→ **WHAT TO WORK ON**: Give only the number of lines below that contain the word "Tweets".

==========

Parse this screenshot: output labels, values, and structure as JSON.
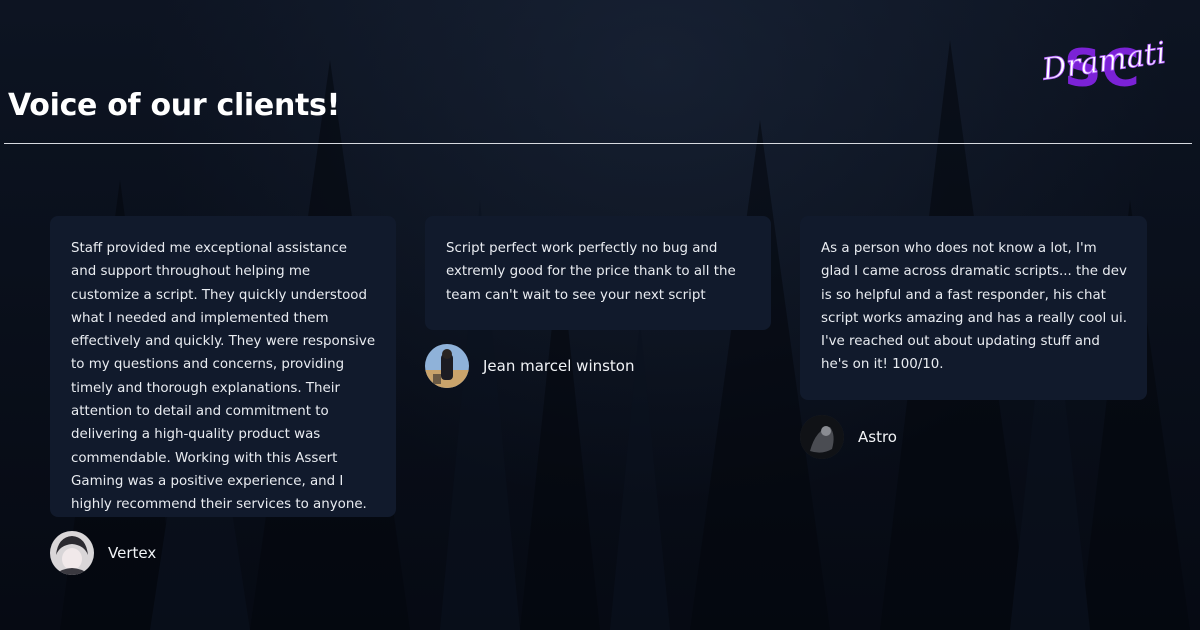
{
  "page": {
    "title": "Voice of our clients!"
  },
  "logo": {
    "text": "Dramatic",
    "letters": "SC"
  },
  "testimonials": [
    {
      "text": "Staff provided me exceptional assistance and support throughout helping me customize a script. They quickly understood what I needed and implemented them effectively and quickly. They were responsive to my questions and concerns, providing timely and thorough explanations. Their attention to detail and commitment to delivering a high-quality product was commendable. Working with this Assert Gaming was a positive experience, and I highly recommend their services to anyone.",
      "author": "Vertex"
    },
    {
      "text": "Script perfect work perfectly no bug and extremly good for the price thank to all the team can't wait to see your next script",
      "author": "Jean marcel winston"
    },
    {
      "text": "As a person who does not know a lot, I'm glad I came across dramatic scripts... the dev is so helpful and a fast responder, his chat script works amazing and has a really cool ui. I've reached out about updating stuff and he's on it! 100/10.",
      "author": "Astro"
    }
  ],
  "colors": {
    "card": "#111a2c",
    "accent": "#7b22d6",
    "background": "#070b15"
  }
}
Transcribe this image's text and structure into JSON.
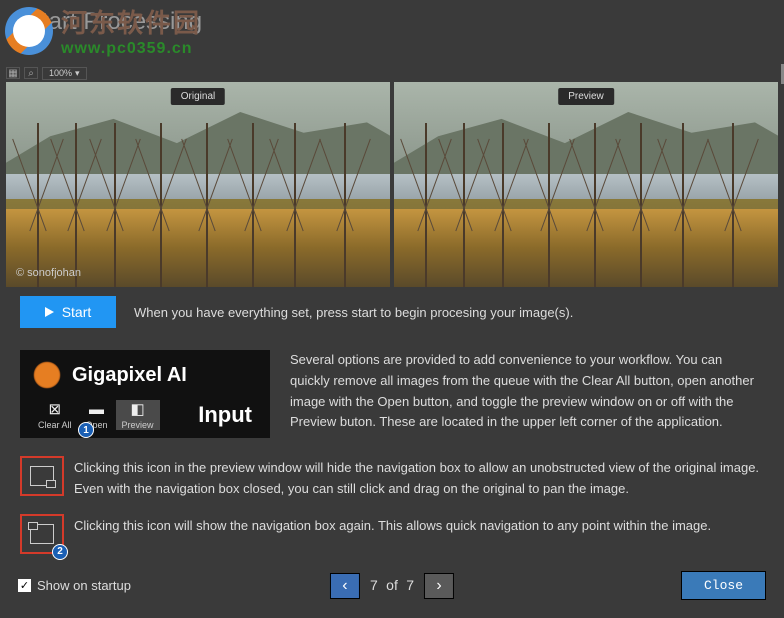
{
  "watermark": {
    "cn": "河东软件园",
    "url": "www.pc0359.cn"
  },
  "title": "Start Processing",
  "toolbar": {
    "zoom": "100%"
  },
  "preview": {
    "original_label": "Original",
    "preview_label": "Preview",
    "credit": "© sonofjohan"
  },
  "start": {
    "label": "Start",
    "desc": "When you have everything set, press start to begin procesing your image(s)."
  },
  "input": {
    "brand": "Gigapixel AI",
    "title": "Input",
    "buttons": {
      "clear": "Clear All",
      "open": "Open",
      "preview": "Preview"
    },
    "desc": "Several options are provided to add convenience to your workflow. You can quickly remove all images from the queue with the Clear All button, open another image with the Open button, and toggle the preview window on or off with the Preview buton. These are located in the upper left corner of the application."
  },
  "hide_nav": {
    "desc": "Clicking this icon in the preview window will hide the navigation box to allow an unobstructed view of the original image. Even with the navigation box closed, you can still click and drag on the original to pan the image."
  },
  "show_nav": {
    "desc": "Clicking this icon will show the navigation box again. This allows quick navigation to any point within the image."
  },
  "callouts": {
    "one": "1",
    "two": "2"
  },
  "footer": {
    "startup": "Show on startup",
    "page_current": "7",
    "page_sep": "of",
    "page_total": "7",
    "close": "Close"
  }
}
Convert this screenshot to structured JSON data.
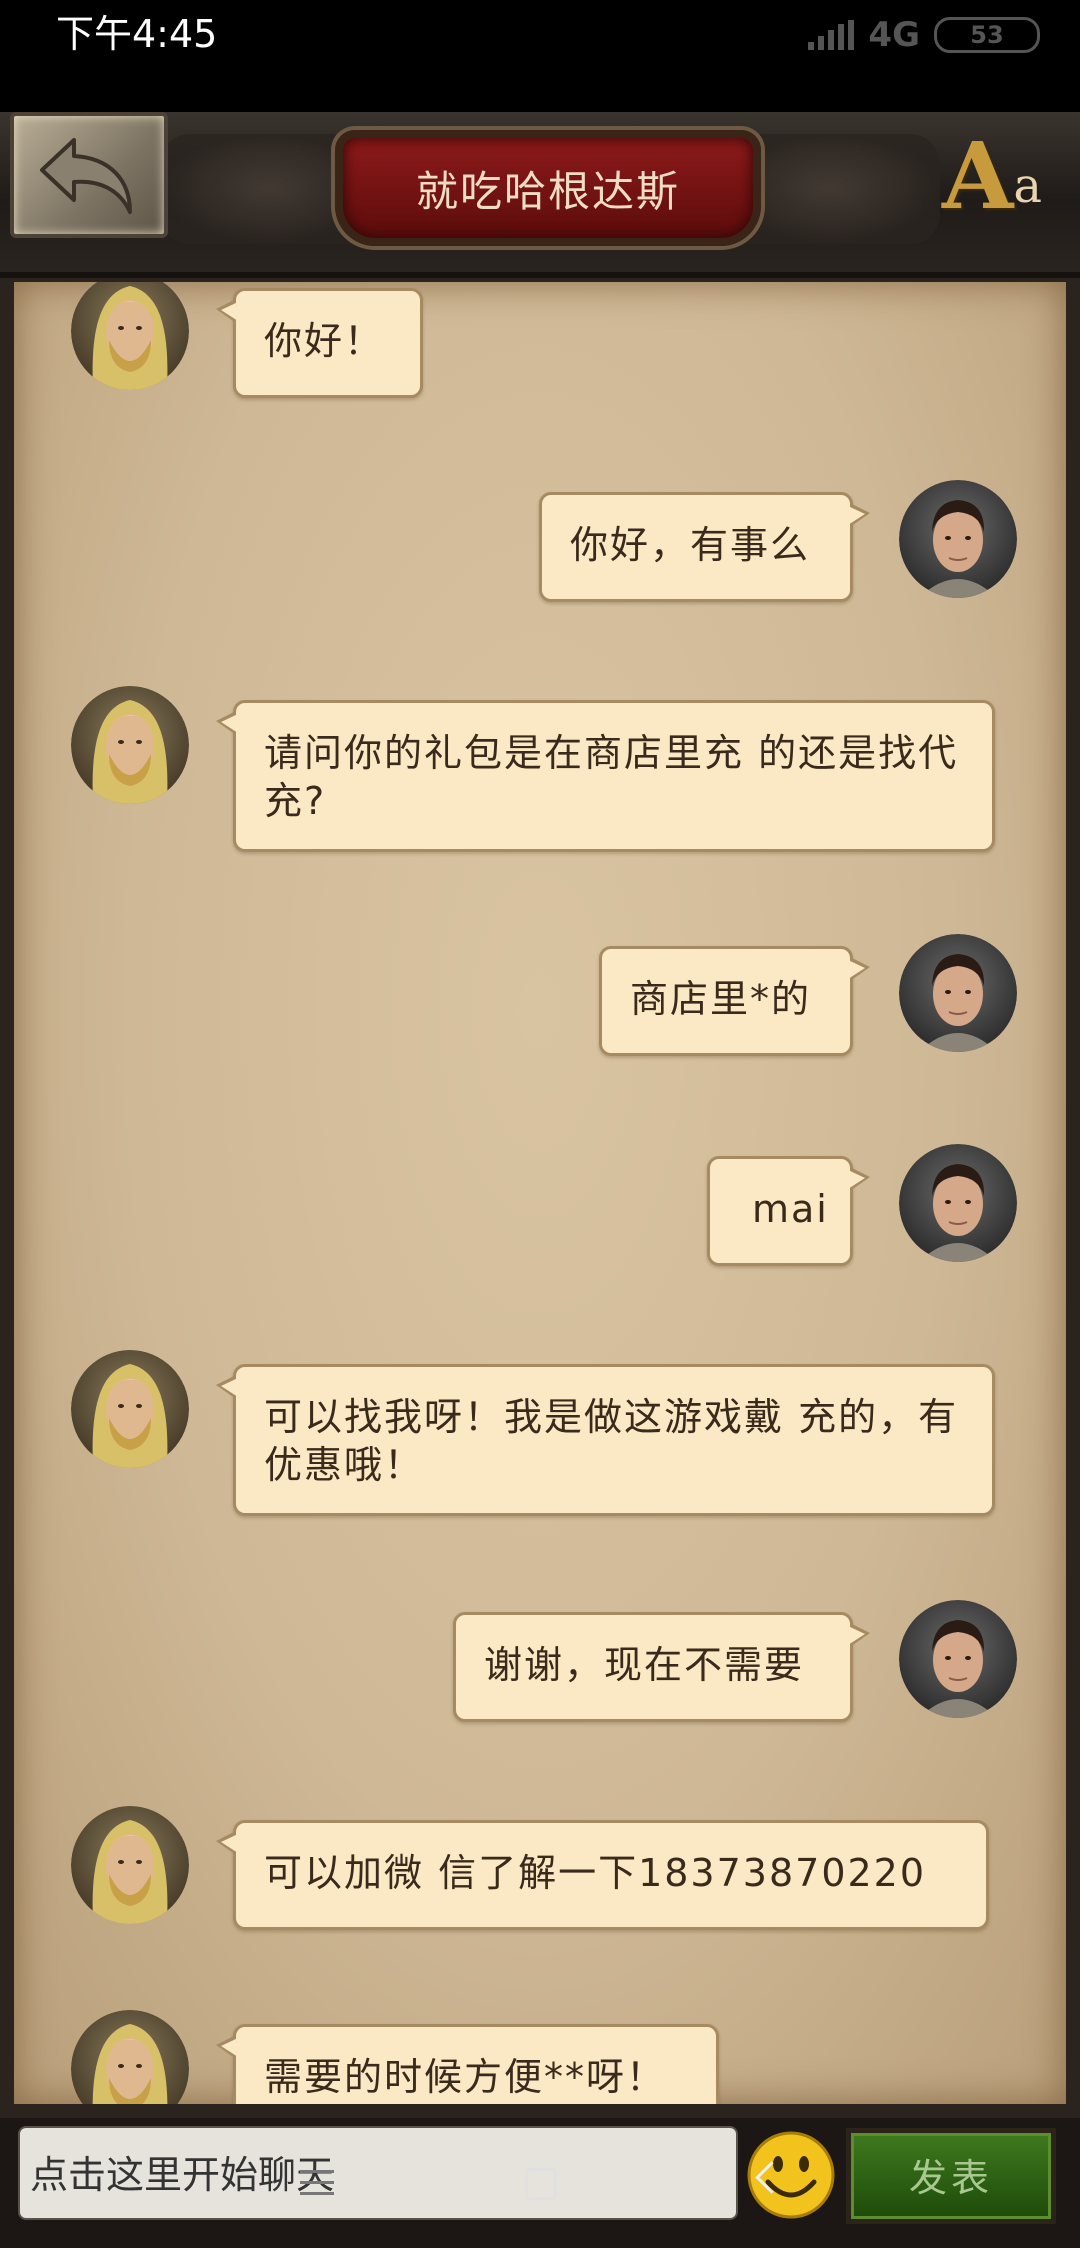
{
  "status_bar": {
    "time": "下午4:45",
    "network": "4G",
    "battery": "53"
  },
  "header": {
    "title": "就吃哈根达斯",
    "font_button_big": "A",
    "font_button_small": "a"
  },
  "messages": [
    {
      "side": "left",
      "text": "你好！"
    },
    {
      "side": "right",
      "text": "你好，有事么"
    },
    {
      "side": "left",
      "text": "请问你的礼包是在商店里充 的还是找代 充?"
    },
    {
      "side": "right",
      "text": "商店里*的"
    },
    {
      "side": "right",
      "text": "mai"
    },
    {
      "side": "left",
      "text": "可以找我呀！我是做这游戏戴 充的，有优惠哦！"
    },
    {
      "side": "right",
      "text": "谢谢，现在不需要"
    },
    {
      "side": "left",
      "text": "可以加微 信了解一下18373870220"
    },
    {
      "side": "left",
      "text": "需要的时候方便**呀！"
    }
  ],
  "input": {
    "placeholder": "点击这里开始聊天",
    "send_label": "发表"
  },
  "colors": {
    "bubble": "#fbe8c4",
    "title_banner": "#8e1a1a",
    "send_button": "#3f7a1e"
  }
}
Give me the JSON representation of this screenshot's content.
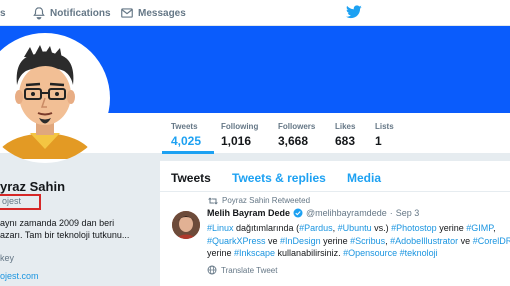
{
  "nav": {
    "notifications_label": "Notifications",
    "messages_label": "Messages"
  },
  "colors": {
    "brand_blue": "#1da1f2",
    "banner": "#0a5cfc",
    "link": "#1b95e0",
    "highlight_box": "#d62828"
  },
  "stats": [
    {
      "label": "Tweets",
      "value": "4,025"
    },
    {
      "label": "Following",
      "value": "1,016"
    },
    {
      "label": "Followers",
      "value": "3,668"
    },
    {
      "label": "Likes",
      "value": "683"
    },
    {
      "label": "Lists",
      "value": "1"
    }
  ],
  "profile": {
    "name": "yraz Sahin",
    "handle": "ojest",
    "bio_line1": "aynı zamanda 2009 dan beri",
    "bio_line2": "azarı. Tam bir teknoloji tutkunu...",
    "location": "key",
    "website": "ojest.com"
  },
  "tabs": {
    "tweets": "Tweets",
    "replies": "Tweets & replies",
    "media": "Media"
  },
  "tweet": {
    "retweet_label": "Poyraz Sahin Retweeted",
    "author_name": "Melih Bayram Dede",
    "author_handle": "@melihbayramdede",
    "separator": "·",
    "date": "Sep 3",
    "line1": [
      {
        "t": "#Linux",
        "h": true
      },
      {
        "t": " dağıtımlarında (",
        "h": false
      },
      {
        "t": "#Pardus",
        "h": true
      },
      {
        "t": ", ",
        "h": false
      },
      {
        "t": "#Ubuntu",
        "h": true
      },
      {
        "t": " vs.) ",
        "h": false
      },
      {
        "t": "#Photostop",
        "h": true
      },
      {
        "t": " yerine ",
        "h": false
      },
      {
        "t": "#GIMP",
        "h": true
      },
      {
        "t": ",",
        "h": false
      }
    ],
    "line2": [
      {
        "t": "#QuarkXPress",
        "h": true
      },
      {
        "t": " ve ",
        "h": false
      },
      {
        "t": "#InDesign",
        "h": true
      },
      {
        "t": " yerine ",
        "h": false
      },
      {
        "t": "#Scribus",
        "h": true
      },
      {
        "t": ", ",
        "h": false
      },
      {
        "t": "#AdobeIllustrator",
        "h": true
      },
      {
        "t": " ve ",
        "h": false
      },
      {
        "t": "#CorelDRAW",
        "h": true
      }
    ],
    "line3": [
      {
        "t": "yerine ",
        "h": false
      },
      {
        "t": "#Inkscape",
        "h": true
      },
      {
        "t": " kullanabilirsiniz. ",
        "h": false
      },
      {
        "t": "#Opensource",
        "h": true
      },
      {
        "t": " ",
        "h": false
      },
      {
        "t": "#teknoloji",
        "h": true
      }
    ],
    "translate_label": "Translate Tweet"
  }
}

==========

→ **ANSWER FOR THIS EXERCISE**: 3